Avoiding virtual functions

Question

So suppose I want to make a series of classes that each have a member-function with the same thing. Let's call the function

void doYourJob();

I want to eventually put all these classes into the same container so that I can loop through them and have each perform 'doYourJob()'

The obvious solution is to make an abstract class with the function

 virtual void doYourJob();

but I'm hesitant to do so. This is a time-expensive program and a virtual function would slime it up considerably. Also, this function is the only thing the classes have in common with each other and doYourJob is implimented completely differently for each class.

Is there a way to avoid using an abstract class with a virtual function or am I going to have to suck it up?

Answer 1

If you need the speed, consider embedding a "type(-identifying) number" in the objects, and using a switch statement to select the type-specific code. This can avoid function call overhead completely - just doing a local jump. You won't get faster than that. A cost (in terms of maintainability, recompilation dependencies etc) is in forcing localisation (in the switch) of the type-specific functionality.

PROVIDED MATERIAL:
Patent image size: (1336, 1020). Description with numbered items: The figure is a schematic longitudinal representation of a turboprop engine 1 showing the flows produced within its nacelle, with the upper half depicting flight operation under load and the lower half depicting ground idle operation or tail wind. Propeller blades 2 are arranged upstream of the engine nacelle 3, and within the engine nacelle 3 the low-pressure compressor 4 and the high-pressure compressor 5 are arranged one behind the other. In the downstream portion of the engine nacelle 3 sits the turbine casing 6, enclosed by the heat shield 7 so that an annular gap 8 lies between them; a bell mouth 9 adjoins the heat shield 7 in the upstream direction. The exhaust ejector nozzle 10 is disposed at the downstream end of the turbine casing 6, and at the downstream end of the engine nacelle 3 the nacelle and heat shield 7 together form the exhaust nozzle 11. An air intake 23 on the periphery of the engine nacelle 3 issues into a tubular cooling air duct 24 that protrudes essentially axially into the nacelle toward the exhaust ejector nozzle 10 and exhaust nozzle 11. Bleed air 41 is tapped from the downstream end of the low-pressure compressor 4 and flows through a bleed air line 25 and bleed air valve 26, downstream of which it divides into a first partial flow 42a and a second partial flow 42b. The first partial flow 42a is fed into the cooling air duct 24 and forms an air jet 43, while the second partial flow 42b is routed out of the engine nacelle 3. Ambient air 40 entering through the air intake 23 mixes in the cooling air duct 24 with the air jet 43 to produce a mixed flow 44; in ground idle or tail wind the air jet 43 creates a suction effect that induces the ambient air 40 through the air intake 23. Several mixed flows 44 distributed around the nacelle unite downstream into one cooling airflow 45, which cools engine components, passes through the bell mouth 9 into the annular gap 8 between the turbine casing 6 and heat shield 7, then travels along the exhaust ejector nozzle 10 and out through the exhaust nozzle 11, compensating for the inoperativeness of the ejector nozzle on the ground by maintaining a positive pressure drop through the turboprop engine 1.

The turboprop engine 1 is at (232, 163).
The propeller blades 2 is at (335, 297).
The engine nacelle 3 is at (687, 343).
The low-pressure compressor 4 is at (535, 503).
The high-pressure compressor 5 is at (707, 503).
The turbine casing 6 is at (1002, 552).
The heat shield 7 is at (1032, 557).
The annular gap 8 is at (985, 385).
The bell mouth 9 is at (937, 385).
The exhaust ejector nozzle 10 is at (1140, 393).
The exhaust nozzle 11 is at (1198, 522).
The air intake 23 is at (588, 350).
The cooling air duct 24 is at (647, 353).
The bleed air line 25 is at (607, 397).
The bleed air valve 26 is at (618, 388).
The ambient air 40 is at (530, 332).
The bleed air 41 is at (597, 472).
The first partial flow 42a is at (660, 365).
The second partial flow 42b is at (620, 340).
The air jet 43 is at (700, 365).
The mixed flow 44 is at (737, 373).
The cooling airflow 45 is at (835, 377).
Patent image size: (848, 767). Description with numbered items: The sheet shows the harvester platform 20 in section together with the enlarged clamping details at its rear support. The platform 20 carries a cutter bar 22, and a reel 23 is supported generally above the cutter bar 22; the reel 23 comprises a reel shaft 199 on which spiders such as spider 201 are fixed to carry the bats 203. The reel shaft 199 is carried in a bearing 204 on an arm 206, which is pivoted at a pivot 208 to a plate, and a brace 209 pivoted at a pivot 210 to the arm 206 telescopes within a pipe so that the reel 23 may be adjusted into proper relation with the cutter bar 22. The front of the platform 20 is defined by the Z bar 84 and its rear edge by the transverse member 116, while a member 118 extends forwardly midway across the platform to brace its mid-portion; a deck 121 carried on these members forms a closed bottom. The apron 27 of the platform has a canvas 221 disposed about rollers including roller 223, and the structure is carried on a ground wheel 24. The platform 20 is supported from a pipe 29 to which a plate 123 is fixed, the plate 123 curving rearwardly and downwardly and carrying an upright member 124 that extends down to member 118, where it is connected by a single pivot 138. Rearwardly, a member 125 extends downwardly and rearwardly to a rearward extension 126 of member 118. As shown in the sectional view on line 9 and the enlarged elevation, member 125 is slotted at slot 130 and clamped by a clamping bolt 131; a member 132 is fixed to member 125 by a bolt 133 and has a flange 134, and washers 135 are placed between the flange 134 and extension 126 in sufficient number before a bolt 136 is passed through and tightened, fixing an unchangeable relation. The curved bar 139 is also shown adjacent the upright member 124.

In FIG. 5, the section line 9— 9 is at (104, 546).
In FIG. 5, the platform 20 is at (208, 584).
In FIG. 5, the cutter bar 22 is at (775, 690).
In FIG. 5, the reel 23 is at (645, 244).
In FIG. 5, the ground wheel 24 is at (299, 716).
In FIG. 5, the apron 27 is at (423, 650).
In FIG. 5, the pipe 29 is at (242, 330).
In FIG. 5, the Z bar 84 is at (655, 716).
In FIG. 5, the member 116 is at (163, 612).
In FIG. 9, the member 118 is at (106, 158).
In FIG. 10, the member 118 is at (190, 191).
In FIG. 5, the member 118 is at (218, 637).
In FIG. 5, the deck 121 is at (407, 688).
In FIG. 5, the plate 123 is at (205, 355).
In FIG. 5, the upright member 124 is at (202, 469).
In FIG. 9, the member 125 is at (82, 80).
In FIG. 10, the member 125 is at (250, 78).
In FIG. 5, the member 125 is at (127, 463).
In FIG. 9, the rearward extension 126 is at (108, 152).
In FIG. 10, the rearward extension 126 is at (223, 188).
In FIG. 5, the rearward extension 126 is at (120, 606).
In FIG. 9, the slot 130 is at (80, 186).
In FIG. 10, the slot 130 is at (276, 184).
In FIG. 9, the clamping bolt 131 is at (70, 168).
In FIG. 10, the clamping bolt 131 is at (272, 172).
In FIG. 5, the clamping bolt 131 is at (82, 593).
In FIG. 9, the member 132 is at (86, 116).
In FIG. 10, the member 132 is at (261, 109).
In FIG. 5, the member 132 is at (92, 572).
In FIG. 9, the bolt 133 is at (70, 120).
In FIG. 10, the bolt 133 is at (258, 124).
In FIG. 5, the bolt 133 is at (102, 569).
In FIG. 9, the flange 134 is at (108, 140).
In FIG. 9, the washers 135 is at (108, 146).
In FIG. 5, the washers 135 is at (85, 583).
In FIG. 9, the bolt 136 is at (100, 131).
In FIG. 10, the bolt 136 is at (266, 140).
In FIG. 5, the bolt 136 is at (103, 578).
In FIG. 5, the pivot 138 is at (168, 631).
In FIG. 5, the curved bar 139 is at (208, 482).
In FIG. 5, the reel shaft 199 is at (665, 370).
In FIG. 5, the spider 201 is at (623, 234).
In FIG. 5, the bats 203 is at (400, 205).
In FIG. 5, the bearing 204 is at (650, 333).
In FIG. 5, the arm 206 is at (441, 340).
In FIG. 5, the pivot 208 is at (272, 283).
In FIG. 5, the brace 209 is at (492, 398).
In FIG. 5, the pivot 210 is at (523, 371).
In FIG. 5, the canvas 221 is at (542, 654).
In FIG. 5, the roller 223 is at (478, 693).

WHAT IS ASKED:
A) In the thread on avoiding virtual functions, what does the answer suggest embedding in the objects?
B) Carry the thread on avoiding virtual functions forward, starting right after its last sentence.

OUTPUTS BY TASK:
A) A type-identifying number, used with a switch statement to select the type-specific code.

B)
---

IMPLEMENTATION

#include <iostream>
#include <vector>

// virtual dispatch model...

struct Base
{
    virtual int f() const { return 1; }
};

struct Derived : Base
{
    virtual int f() const { return 2; }
};

// alternative: member variable encodes runtime type...

struct Type
{
    Type(int type) : type_(type) { }
    int type_;
};

struct A : Type
{
    A() : Type(1) { }
    int f() const { return 1; }
};

struct B : Type
{
    B() : Type(2) { }
    int f() const { return 2; }
};

struct Timer
{
    Timer() { clock_gettime(CLOCK_MONOTONIC, &from); }
    struct timespec from;
    double elapsed() const
    {
        struct timespec to;
        clock_gettime(CLOCK_MONOTONIC, &to);
        return to.tv_sec - from.tv_sec + 1E-9 * (to.tv_nsec - from.tv_nsec);
    }
};

int main(int argc)
{
  for (int j = 0; j < 3; ++j)
  {
    typedef std::vector<Base*> V;
    V v;

    for (int i = 0; i < 1000; ++i)
        v.push_back(i % 2 ? new Base : (Base*)new Derived);

    int total = 0;

    Timer tv;

    for (int i = 0; i < 100000; ++i)
        for (V::const_iterator i = v.begin(); i != v.end(); ++i)
            total += (*i)->f();

    double tve = tv.elapsed();

    std::cout << "virtual dispatch: " << total << ' ' << tve << '\n';

    // ----------------------------

    typedef std::vector<Type*> W;
    W w;

    for (int i = 0; i < 1000; ++i)
        w.push_back(i % 2 ? (Type*)new A : (Type*)new B);

    total = 0;

    Timer tw;

    for (int i = 0; i < 100000; ++i)
        for (W::const_iterator i = w.begin(); i != w.end(); ++i)
        {
            if ((*i)->type_ == 1)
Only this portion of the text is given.